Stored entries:
....

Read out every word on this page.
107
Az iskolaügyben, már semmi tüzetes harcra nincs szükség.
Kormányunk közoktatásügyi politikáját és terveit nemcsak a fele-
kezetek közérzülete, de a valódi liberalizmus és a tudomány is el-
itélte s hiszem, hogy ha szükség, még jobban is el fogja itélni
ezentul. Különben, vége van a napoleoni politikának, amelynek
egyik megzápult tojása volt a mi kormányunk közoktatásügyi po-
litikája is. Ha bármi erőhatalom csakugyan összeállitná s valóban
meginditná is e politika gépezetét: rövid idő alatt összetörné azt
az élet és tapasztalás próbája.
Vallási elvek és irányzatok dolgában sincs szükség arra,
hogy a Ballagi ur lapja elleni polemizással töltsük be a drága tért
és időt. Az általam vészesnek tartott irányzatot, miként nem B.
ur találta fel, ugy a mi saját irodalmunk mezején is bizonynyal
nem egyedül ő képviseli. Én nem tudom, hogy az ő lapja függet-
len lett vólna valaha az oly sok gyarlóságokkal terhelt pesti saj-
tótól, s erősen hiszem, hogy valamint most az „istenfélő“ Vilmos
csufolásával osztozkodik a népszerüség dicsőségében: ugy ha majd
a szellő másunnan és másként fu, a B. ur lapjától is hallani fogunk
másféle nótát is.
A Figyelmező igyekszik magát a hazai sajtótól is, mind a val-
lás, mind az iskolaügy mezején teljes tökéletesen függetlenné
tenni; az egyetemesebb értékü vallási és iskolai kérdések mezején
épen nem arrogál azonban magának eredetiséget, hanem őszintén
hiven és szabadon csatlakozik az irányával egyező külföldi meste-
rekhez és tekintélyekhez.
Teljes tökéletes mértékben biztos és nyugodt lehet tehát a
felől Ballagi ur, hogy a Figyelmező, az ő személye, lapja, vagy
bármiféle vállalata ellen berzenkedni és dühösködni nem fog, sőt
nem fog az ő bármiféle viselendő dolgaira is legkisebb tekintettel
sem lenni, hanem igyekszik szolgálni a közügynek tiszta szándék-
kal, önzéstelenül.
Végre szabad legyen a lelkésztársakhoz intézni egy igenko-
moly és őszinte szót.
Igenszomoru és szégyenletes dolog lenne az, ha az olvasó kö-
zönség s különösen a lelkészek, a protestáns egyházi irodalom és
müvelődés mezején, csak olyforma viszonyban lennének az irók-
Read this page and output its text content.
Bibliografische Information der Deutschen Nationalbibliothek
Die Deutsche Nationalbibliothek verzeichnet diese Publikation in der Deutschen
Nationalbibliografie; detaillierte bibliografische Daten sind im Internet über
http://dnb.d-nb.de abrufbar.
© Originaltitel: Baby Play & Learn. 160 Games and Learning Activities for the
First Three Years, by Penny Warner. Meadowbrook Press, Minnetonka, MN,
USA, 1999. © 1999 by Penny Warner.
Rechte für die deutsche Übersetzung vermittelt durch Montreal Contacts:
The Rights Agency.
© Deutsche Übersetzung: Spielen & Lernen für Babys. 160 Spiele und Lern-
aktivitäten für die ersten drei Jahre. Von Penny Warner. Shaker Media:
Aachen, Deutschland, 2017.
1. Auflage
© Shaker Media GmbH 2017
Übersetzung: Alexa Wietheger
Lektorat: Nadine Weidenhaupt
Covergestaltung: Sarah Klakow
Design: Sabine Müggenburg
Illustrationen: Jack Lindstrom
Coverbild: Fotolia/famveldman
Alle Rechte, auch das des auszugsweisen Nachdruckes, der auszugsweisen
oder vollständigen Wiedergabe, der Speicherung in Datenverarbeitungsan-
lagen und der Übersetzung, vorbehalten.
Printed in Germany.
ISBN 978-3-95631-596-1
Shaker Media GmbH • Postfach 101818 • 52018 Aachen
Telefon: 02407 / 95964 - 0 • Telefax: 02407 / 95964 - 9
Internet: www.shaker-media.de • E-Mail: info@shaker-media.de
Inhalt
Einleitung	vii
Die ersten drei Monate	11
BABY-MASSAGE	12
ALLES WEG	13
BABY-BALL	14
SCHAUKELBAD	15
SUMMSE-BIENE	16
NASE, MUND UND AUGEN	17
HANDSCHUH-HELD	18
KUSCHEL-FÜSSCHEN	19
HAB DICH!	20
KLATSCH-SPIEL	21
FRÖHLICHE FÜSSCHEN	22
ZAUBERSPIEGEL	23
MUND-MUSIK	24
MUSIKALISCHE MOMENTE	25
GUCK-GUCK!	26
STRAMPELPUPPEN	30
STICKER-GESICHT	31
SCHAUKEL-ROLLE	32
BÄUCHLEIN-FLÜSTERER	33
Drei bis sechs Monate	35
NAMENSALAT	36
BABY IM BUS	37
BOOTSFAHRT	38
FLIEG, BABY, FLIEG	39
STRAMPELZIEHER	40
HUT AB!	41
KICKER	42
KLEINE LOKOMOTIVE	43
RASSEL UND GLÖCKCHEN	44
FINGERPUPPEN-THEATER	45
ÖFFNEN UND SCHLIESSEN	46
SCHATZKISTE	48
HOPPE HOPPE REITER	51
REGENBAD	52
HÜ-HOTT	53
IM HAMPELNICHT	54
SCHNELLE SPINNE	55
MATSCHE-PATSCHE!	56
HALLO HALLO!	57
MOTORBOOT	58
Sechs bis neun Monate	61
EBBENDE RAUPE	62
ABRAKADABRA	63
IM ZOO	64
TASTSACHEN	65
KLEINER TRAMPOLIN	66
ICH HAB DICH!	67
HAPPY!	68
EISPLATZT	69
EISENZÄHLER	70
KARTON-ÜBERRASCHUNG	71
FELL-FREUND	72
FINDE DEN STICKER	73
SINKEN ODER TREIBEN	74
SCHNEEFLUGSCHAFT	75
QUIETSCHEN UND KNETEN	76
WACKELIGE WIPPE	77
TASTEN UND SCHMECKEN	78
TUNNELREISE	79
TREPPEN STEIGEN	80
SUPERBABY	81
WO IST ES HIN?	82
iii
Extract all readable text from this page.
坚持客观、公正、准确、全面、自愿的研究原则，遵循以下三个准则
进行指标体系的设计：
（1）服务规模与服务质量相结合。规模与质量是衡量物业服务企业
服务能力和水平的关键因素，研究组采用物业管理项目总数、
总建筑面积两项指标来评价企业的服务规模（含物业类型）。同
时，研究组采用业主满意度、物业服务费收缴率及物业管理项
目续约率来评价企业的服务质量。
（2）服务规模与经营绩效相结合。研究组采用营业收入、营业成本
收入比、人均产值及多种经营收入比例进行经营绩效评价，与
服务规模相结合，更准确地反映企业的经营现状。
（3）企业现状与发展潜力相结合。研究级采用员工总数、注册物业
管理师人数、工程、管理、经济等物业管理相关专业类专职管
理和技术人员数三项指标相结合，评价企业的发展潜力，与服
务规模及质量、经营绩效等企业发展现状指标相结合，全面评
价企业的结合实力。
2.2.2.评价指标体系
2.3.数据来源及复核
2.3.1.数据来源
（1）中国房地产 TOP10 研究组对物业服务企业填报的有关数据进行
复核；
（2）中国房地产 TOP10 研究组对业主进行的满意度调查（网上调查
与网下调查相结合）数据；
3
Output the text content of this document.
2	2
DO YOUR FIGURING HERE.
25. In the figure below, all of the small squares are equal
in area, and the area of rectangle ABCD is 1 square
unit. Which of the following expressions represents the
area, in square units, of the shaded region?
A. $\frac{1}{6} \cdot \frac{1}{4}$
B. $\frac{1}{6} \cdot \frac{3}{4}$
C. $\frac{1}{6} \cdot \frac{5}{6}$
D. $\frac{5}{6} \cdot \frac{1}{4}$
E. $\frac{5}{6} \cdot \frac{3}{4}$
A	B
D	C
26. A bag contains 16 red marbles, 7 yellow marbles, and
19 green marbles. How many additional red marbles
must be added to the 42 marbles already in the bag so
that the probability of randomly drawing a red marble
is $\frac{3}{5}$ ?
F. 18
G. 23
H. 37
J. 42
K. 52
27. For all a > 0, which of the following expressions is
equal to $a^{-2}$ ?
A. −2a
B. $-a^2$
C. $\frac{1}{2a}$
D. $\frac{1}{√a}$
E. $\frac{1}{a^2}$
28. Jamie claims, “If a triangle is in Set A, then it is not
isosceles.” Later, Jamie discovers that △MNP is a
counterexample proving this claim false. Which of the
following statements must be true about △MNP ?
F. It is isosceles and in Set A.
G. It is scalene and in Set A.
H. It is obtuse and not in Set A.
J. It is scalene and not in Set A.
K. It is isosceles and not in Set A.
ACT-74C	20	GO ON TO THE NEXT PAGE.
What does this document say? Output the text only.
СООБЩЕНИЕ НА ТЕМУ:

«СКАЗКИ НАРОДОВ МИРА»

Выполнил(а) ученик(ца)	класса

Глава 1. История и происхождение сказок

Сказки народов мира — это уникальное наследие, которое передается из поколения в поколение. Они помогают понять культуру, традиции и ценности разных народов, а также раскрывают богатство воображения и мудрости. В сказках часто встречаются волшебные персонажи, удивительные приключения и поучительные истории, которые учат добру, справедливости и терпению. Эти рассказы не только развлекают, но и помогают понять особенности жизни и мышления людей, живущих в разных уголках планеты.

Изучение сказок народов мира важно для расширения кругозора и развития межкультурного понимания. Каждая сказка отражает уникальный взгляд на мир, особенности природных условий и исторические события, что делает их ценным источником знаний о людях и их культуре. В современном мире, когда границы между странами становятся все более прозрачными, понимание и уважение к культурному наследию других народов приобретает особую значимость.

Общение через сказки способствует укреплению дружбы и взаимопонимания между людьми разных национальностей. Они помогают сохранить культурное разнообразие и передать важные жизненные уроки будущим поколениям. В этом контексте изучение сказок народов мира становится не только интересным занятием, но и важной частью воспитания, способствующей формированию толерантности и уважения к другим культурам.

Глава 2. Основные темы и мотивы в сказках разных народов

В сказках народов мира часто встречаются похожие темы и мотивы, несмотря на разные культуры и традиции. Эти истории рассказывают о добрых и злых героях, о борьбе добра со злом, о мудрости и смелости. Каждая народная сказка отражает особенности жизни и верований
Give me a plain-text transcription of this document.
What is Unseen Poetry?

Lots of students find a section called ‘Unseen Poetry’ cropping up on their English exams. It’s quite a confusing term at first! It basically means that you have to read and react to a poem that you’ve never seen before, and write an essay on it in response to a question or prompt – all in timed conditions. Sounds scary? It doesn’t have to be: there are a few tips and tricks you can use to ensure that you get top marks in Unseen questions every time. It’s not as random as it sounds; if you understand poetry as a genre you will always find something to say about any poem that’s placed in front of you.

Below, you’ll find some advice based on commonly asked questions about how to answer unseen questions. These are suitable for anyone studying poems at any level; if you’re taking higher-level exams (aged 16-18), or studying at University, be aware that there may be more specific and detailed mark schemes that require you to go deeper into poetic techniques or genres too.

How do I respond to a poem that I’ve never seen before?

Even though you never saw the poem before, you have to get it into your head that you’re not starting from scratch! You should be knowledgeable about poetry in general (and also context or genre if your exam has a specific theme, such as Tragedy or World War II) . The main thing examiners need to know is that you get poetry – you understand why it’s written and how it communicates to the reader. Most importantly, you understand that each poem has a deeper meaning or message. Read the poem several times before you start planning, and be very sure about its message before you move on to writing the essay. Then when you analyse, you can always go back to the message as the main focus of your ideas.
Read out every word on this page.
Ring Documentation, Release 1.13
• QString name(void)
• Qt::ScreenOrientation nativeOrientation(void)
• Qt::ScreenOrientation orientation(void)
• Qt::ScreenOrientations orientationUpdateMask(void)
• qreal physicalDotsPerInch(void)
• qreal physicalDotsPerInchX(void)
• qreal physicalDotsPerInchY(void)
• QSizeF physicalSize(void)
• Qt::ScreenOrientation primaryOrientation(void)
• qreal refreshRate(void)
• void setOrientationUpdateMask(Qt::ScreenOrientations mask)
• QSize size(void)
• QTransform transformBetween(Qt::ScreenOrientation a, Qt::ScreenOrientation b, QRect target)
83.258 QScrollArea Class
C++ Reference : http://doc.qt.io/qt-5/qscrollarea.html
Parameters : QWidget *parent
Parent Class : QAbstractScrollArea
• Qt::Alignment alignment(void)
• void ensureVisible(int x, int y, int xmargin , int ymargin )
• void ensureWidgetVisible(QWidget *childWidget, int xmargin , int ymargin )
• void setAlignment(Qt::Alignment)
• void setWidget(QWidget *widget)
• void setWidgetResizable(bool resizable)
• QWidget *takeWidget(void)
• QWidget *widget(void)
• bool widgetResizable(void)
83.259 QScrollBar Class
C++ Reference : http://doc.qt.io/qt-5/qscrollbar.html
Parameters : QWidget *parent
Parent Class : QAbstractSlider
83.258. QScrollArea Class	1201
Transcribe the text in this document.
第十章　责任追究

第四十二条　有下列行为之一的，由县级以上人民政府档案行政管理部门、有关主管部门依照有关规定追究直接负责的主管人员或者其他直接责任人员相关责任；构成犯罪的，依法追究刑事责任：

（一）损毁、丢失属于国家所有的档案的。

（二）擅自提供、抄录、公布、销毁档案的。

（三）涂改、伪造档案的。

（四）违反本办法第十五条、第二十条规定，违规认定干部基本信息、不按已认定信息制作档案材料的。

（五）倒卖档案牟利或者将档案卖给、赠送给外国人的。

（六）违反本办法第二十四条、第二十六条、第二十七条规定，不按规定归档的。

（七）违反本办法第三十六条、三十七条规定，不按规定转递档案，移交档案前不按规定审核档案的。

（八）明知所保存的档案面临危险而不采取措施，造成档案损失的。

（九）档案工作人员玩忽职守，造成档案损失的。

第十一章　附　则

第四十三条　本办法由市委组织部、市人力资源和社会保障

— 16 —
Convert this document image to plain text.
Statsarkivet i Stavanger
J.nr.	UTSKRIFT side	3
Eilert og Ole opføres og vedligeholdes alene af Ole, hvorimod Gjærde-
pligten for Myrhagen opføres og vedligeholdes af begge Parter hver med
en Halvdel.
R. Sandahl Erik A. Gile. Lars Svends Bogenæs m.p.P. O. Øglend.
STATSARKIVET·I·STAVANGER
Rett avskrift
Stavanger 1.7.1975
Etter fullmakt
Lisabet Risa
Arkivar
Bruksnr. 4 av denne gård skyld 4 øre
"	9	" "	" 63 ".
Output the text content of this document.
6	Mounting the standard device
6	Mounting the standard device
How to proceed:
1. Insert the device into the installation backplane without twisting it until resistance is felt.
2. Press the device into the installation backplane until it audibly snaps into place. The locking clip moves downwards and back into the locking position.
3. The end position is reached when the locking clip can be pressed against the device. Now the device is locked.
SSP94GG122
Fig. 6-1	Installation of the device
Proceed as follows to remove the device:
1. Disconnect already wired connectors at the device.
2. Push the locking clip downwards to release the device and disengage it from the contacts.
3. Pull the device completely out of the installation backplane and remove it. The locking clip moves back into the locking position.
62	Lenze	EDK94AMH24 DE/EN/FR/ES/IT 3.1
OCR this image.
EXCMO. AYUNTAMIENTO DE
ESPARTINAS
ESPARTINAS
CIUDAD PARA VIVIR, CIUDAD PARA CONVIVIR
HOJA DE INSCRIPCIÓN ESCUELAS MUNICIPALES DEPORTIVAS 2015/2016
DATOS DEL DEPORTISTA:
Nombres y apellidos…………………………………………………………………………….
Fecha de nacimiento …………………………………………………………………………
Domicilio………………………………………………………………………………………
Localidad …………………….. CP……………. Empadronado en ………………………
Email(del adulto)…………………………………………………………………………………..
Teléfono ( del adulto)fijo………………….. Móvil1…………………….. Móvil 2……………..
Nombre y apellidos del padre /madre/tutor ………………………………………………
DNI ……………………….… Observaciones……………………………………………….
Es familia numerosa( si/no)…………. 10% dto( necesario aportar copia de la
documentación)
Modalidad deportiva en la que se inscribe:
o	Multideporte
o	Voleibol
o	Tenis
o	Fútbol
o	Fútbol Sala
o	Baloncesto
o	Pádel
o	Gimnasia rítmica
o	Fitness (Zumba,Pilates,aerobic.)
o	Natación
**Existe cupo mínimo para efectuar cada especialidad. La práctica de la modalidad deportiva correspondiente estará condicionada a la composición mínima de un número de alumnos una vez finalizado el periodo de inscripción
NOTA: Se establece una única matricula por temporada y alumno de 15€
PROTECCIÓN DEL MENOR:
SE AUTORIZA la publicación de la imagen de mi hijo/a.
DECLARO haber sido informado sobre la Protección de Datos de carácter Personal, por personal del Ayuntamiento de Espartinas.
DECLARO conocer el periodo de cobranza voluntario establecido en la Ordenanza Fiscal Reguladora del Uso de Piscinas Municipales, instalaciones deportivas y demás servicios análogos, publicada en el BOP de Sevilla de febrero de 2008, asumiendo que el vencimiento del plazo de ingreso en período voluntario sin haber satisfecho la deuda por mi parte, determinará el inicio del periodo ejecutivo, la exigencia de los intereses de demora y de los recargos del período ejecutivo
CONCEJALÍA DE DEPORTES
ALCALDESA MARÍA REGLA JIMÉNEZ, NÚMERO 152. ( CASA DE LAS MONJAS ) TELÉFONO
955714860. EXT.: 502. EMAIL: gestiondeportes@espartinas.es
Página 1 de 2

....

TASK:
Sift through the entries and copy every line with "vedligeholdes".

SOLUTION:
Eilert og Ole opføres og vedligeholdes alene af Ole, hvorimod Gjærde-
pligten for Myrhagen opføres og vedligeholdes af begge Parter hver med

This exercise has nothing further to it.